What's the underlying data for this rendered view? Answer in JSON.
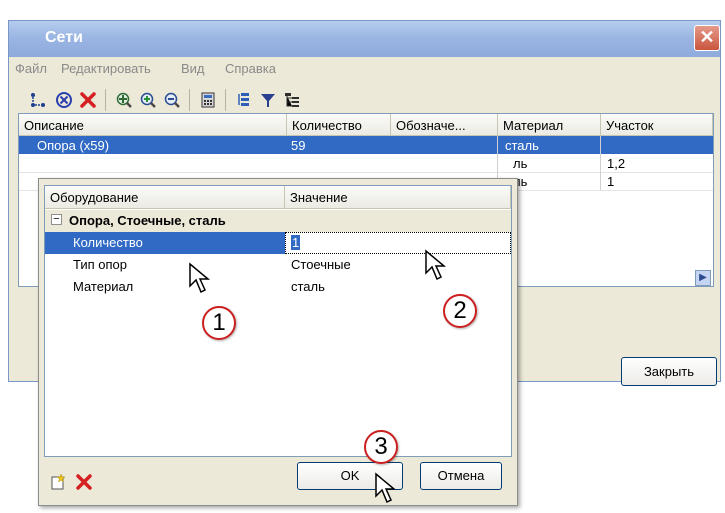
{
  "window": {
    "title": "Сети",
    "close_glyph": "✕"
  },
  "menu": [
    "Файл",
    "Редактировать",
    "Вид",
    "Справка"
  ],
  "toolbar": {
    "icons": [
      "network-node-icon",
      "cancel-circle-icon",
      "delete-icon",
      "pan-icon",
      "zoom-in-icon",
      "zoom-out-icon",
      "calculator-icon",
      "list-icon",
      "filter-icon",
      "tree-list-icon"
    ]
  },
  "grid": {
    "columns": [
      "Описание",
      "Количество",
      "Обозначе...",
      "Материал",
      "Участок"
    ],
    "rows": [
      {
        "description": "Опора (x59)",
        "quantity": "59",
        "designation": "",
        "material": "сталь",
        "section": ""
      },
      {
        "description": "",
        "quantity": "",
        "designation": "",
        "material": "ль",
        "section": "1,2"
      },
      {
        "description": "",
        "quantity": "",
        "designation": "",
        "material": "ль",
        "section": "1"
      }
    ]
  },
  "close_button": "Закрыть",
  "dialog": {
    "columns": [
      "Оборудование",
      "Значение"
    ],
    "category": "Опора, Стоечные, сталь",
    "rows": [
      {
        "label": "Количество",
        "value": "1"
      },
      {
        "label": "Тип опор",
        "value": "Стоечные"
      },
      {
        "label": "Материал",
        "value": "сталь"
      }
    ],
    "ok": "OK",
    "cancel": "Отмена"
  },
  "callouts": [
    "1",
    "2",
    "3"
  ],
  "colors": {
    "selection": "#316ac5",
    "callout_border": "#cc1f1f",
    "title_gradient": "#9bb6e3"
  }
}
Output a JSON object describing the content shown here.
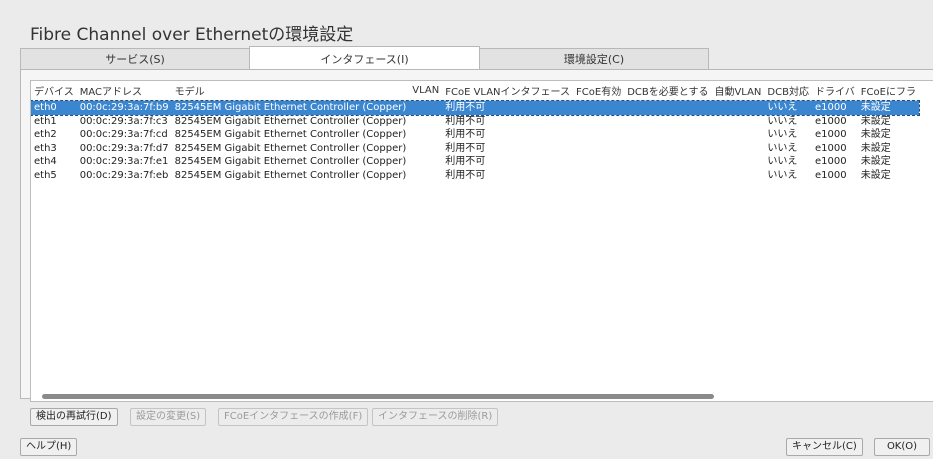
{
  "window": {
    "title": "Fibre Channel over Ethernetの環境設定"
  },
  "tabs": [
    {
      "label": "サービス(S)"
    },
    {
      "label": "インタフェース(I)"
    },
    {
      "label": "環境設定(C)"
    }
  ],
  "table": {
    "columns": [
      "デバイス",
      "MACアドレス",
      "モデル",
      "VLAN",
      "FCoE VLANインタフェース",
      "FCoE有効",
      "DCBを必要とする",
      "自動VLAN",
      "DCB対応",
      "ドライバ",
      "FCoEにフラ"
    ],
    "rows": [
      [
        "eth0",
        "00:0c:29:3a:7f:b9",
        "82545EM Gigabit Ethernet Controller (Copper)",
        "",
        "利用不可",
        "",
        "",
        "",
        "いいえ",
        "e1000",
        "未設定"
      ],
      [
        "eth1",
        "00:0c:29:3a:7f:c3",
        "82545EM Gigabit Ethernet Controller (Copper)",
        "",
        "利用不可",
        "",
        "",
        "",
        "いいえ",
        "e1000",
        "未設定"
      ],
      [
        "eth2",
        "00:0c:29:3a:7f:cd",
        "82545EM Gigabit Ethernet Controller (Copper)",
        "",
        "利用不可",
        "",
        "",
        "",
        "いいえ",
        "e1000",
        "未設定"
      ],
      [
        "eth3",
        "00:0c:29:3a:7f:d7",
        "82545EM Gigabit Ethernet Controller (Copper)",
        "",
        "利用不可",
        "",
        "",
        "",
        "いいえ",
        "e1000",
        "未設定"
      ],
      [
        "eth4",
        "00:0c:29:3a:7f:e1",
        "82545EM Gigabit Ethernet Controller (Copper)",
        "",
        "利用不可",
        "",
        "",
        "",
        "いいえ",
        "e1000",
        "未設定"
      ],
      [
        "eth5",
        "00:0c:29:3a:7f:eb",
        "82545EM Gigabit Ethernet Controller (Copper)",
        "",
        "利用不可",
        "",
        "",
        "",
        "いいえ",
        "e1000",
        "未設定"
      ]
    ]
  },
  "buttons": {
    "retry": "検出の再試行(D)",
    "change": "設定の変更(S)",
    "create": "FCoEインタフェースの作成(F)",
    "remove": "インタフェースの削除(R)",
    "help": "ヘルプ(H)",
    "cancel": "キャンセル(C)",
    "ok": "OK(O)"
  }
}
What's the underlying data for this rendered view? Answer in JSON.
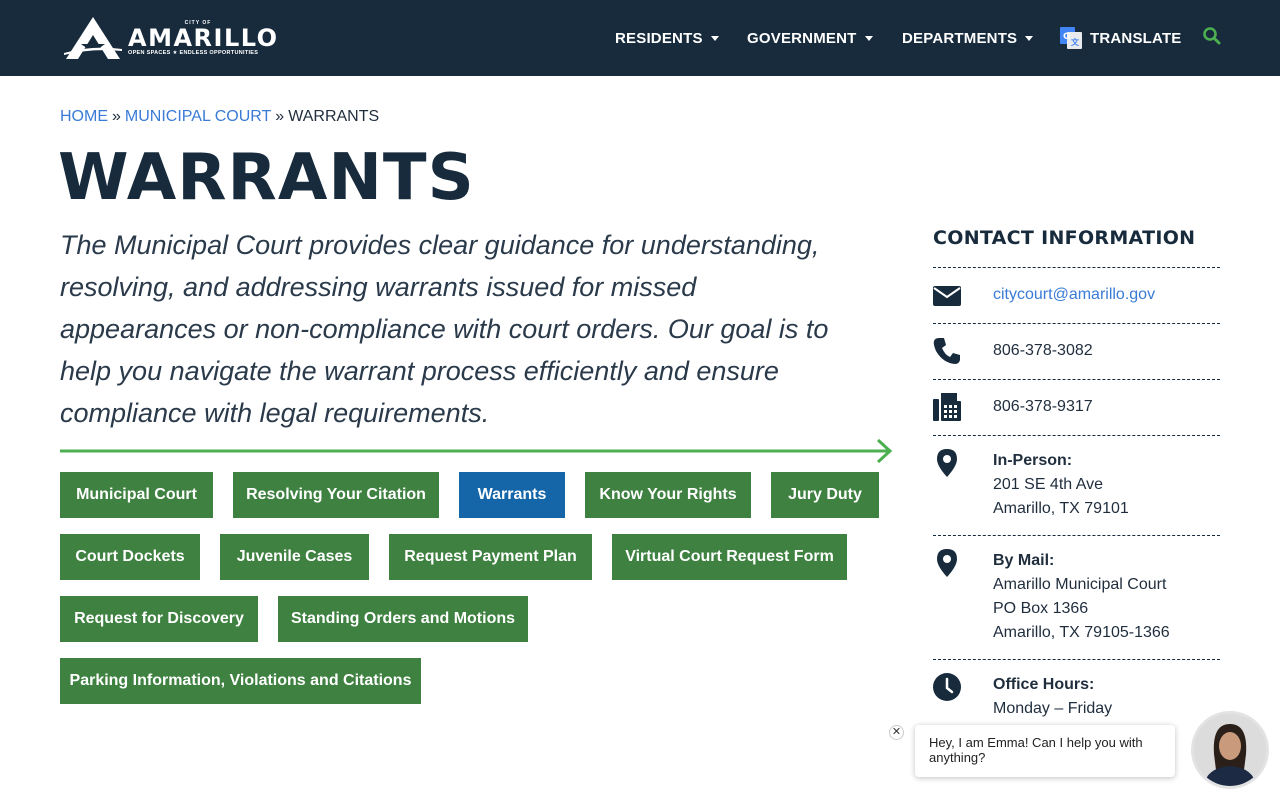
{
  "header": {
    "logo": {
      "city_of": "CITY OF",
      "name": "AMARILLO",
      "tagline": "OPEN SPACES ★ ENDLESS OPPORTUNITIES"
    },
    "nav": [
      {
        "label": "RESIDENTS"
      },
      {
        "label": "GOVERNMENT"
      },
      {
        "label": "DEPARTMENTS"
      },
      {
        "label": "TRANSLATE"
      }
    ],
    "search_icon": "search-icon",
    "colors": {
      "background": "#172b3d",
      "search": "#4caf50"
    }
  },
  "breadcrumb": {
    "home": "HOME",
    "separator": "»",
    "court": "MUNICIPAL COURT",
    "current": "WARRANTS"
  },
  "page": {
    "title": "WARRANTS",
    "intro": "The Municipal Court provides clear guidance for understanding, resolving, and addressing warrants issued for missed appearances or non-compliance with court orders. Our goal is to help you navigate the warrant process efficiently and ensure compliance with legal requirements."
  },
  "section_buttons": [
    {
      "label": "Municipal Court",
      "active": false
    },
    {
      "label": "Resolving Your Citation",
      "active": false
    },
    {
      "label": "Warrants",
      "active": true
    },
    {
      "label": "Know Your Rights",
      "active": false
    },
    {
      "label": "Jury Duty",
      "active": false
    },
    {
      "label": "Court Dockets",
      "active": false
    },
    {
      "label": "Juvenile Cases",
      "active": false
    },
    {
      "label": "Request Payment Plan",
      "active": false
    },
    {
      "label": "Virtual Court Request Form",
      "active": false
    },
    {
      "label": "Request for Discovery",
      "active": false
    },
    {
      "label": "Standing Orders and Motions",
      "active": false
    },
    {
      "label": "Parking Information, Violations and Citations",
      "active": false
    }
  ],
  "button_colors": {
    "default": "#3e8140",
    "active": "#1466a8"
  },
  "contact": {
    "title": "CONTACT INFORMATION",
    "email": "citycourt@amarillo.gov",
    "phone": "806-378-3082",
    "fax": "806-378-9317",
    "in_person": {
      "label": "In-Person:",
      "line1": "201 SE 4th Ave",
      "line2": "Amarillo, TX 79101"
    },
    "mail": {
      "label": "By Mail:",
      "line1": "Amarillo Municipal Court",
      "line2": "PO Box 1366",
      "line3": "Amarillo, TX 79105-1366"
    },
    "hours": {
      "label": "Office Hours:",
      "line1": "Monday – Friday"
    }
  },
  "chat": {
    "close": "✕",
    "message": "Hey, I am Emma! Can I help you with anything?"
  }
}
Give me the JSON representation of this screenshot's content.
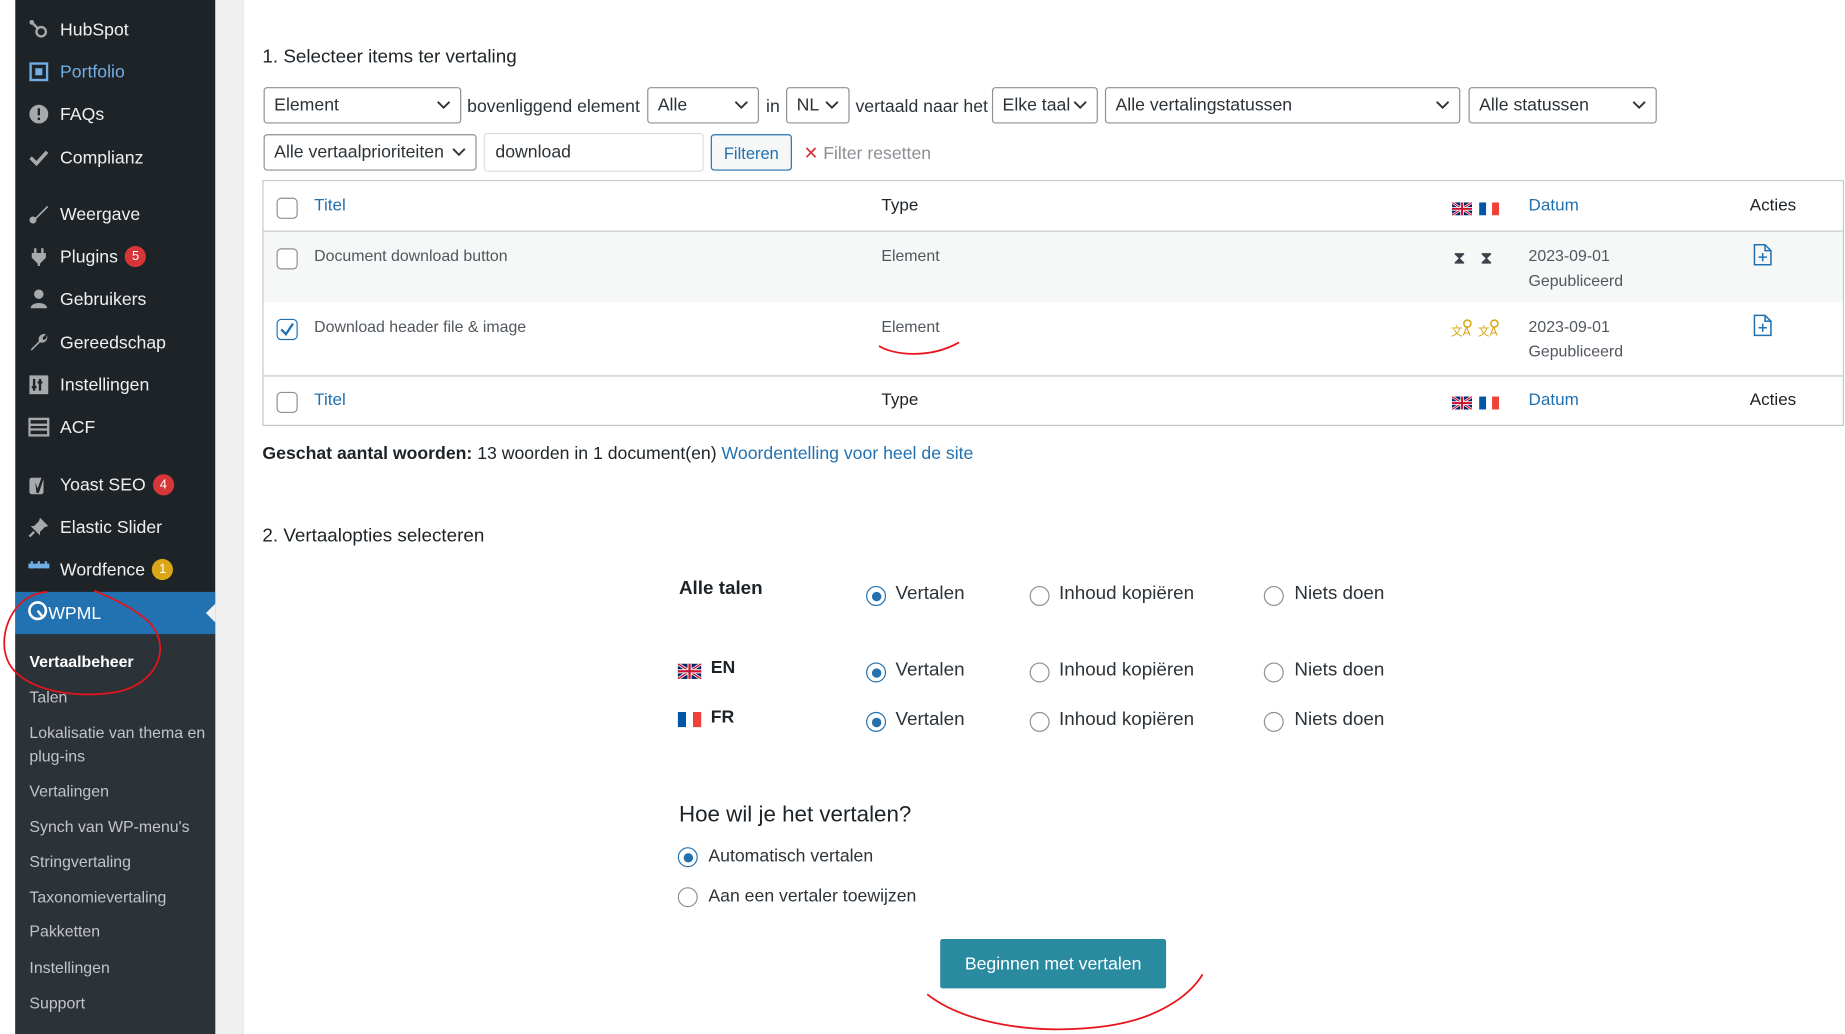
{
  "sidebar": {
    "items": [
      {
        "label": "HubSpot",
        "icon": "hubspot-icon"
      },
      {
        "label": "Portfolio",
        "icon": "portfolio-icon"
      },
      {
        "label": "FAQs",
        "icon": "info-icon"
      },
      {
        "label": "Complianz",
        "icon": "check-icon"
      },
      {
        "label": "Weergave",
        "icon": "brush-icon"
      },
      {
        "label": "Plugins",
        "icon": "plugin-icon",
        "badge": "5"
      },
      {
        "label": "Gebruikers",
        "icon": "users-icon"
      },
      {
        "label": "Gereedschap",
        "icon": "wrench-icon"
      },
      {
        "label": "Instellingen",
        "icon": "settings-icon"
      },
      {
        "label": "ACF",
        "icon": "acf-icon"
      },
      {
        "label": "Yoast SEO",
        "icon": "yoast-icon",
        "badge": "4"
      },
      {
        "label": "Elastic Slider",
        "icon": "pin-icon"
      },
      {
        "label": "Wordfence",
        "icon": "wordfence-icon",
        "badge": "1"
      }
    ],
    "active": {
      "label": "WPML",
      "icon": "wpml-icon"
    },
    "submenu": [
      "Vertaalbeheer",
      "Talen",
      "Lokalisatie van thema en plug-ins",
      "Vertalingen",
      "Synch van WP-menu's",
      "Stringvertaling",
      "Taxonomievertaling",
      "Pakketten",
      "Instellingen",
      "Support"
    ]
  },
  "section1": {
    "title": "1. Selecteer items ter vertaling",
    "filters": {
      "type": "Element",
      "parent_label": "bovenliggend element",
      "parent": "Alle",
      "in_label": "in",
      "lang": "NL",
      "translated_label": "vertaald naar het",
      "target_lang": "Elke taal",
      "translation_status": "Alle vertalingstatussen",
      "status": "Alle statussen",
      "priority": "Alle vertaalprioriteiten",
      "search_value": "download",
      "filter_button": "Filteren",
      "reset": "Filter resetten"
    },
    "table": {
      "headers": {
        "title": "Titel",
        "type": "Type",
        "date": "Datum",
        "actions": "Acties"
      },
      "rows": [
        {
          "title": "Document download button",
          "type": "Element",
          "date": "2023-09-01",
          "status": "Gepubliceerd",
          "checked": false
        },
        {
          "title": "Download header file & image",
          "type": "Element",
          "date": "2023-09-01",
          "status": "Gepubliceerd",
          "checked": true
        }
      ]
    },
    "word_count_label": "Geschat aantal woorden:",
    "word_count_text": "13 woorden in 1 document(en)",
    "word_count_link": "Woordentelling voor heel de site"
  },
  "section2": {
    "title": "2. Vertaalopties selecteren",
    "options": [
      "Vertalen",
      "Inhoud kopiëren",
      "Niets doen"
    ],
    "rows": [
      {
        "label": "Alle talen",
        "selected": 0
      },
      {
        "label": "EN",
        "selected": 0
      },
      {
        "label": "FR",
        "selected": 0
      }
    ],
    "how_title": "Hoe wil je het vertalen?",
    "how_options": [
      "Automatisch vertalen",
      "Aan een vertaler toewijzen"
    ],
    "how_selected": 0,
    "start_button": "Beginnen met vertalen"
  },
  "colors": {
    "sidebar_bg": "#1d2327",
    "accent": "#2271b1",
    "primary_button": "#2a8aa0",
    "annotation": "#e8141c"
  }
}
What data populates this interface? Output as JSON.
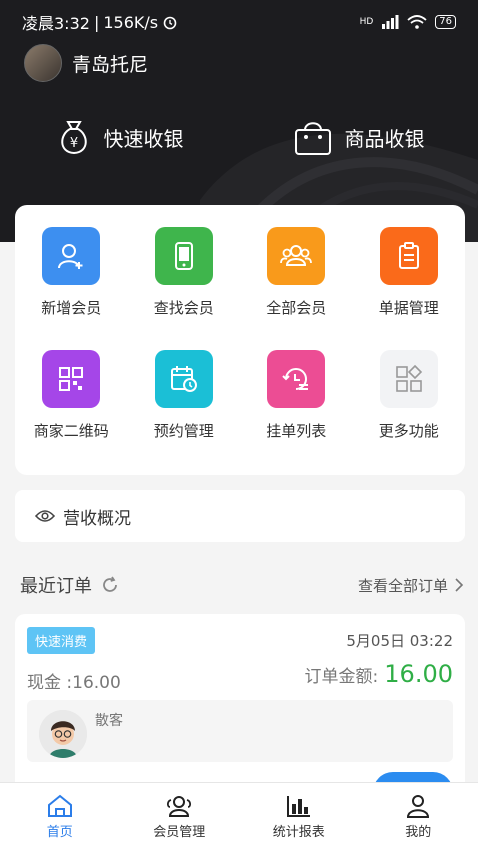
{
  "status_bar": {
    "time": "凌晨3:32",
    "speed": "156K/s",
    "network": "HD",
    "battery": "76"
  },
  "profile": {
    "shop_name": "青岛托尼"
  },
  "quick": [
    {
      "label": "快速收银",
      "icon": "money-bag-icon"
    },
    {
      "label": "商品收银",
      "icon": "shopping-bag-icon"
    }
  ],
  "menu": [
    {
      "label": "新增会员",
      "color": "#3d8ff0",
      "icon": "add-member-icon"
    },
    {
      "label": "查找会员",
      "color": "#3fb54c",
      "icon": "phone-icon"
    },
    {
      "label": "全部会员",
      "color": "#f99a1b",
      "icon": "members-icon"
    },
    {
      "label": "单据管理",
      "color": "#fa6a1a",
      "icon": "clipboard-icon"
    },
    {
      "label": "商家二维码",
      "color": "#a546e8",
      "icon": "qrcode-icon"
    },
    {
      "label": "预约管理",
      "color": "#1bbfd6",
      "icon": "calendar-clock-icon"
    },
    {
      "label": "挂单列表",
      "color": "#ec4d94",
      "icon": "history-list-icon"
    },
    {
      "label": "更多功能",
      "color": "#f2f3f5",
      "icon": "more-apps-icon"
    }
  ],
  "revenue": {
    "label": "营收概况"
  },
  "recent": {
    "title": "最近订单",
    "view_all": "查看全部订单"
  },
  "order": {
    "badge": "快速消费",
    "time": "5月05日 03:22",
    "cash": "现金 :16.00",
    "amount_label": "订单金额:",
    "amount": "16.00",
    "customer": "散客"
  },
  "tabs": [
    {
      "label": "首页",
      "icon": "home-icon",
      "active": true
    },
    {
      "label": "会员管理",
      "icon": "members-icon",
      "active": false
    },
    {
      "label": "统计报表",
      "icon": "bar-chart-icon",
      "active": false
    },
    {
      "label": "我的",
      "icon": "user-icon",
      "active": false
    }
  ]
}
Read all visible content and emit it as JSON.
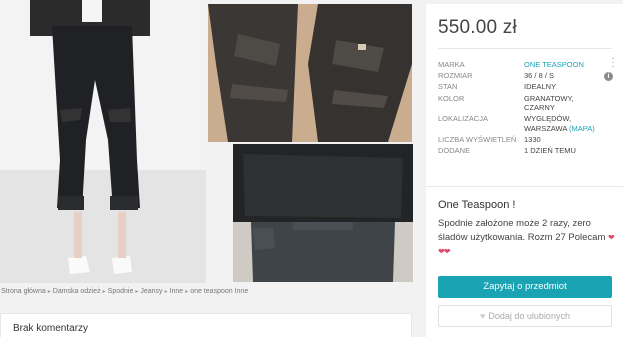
{
  "listing": {
    "price": "550.00 zł",
    "attributes": [
      {
        "label": "Marka",
        "value": "One Teaspoon",
        "link": true
      },
      {
        "label": "Rozmiar",
        "value": "36 / 8 / S"
      },
      {
        "label": "Stan",
        "value": "Idealny"
      },
      {
        "label": "Kolor",
        "value": "Granatowy,\nczarny"
      },
      {
        "label": "Lokalizacja",
        "value": "Wyględów,\nWarszawa",
        "map": "(MAPA)"
      },
      {
        "label": "Liczba wyświetleń",
        "value": "1330"
      },
      {
        "label": "Dodane",
        "value": "1 dzień temu"
      }
    ],
    "title": "One Teaspoon !",
    "description": "Spodnie założone może 2 razy, zero śladów użytkowania. Rozm 27 Polecam",
    "hearts": "❤❤❤",
    "ask_button": "Zapytaj o przedmiot",
    "fav_button": "Dodaj do ulubionych"
  },
  "breadcrumb": [
    "Strona główna",
    "Damska odzież",
    "Spodnie",
    "Jeansy",
    "Inne",
    "one teaspoon Inne"
  ],
  "comments": {
    "title": "Brak komentarzy"
  },
  "colors": {
    "accent": "#1aa3b3",
    "hearts": "#e04a6b"
  },
  "icons": {
    "more": "more-vertical-icon",
    "info": "info-icon",
    "favorite": "heart-icon",
    "breadcrumb_sep": "caret-right-icon"
  }
}
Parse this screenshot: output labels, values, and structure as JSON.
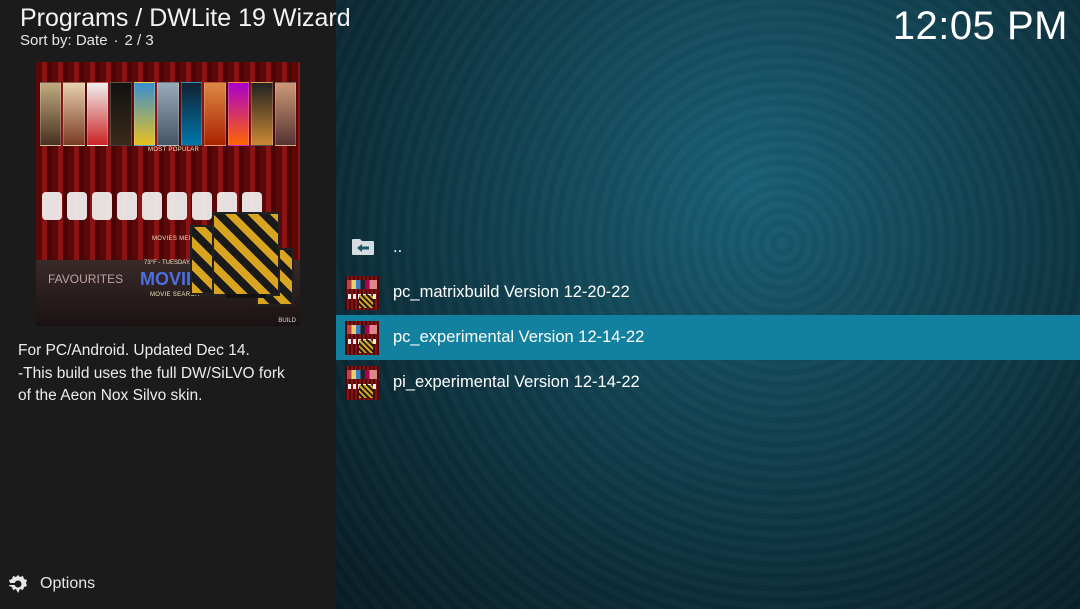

^^^^^^^^^^^^^^^^

§ Stated task
Note every line above where the string "Стоечные" shows up, and copy those lines.

§ The completed task
    "category": "Опора, Стоечные, сталь",
        "value": "Стоечные"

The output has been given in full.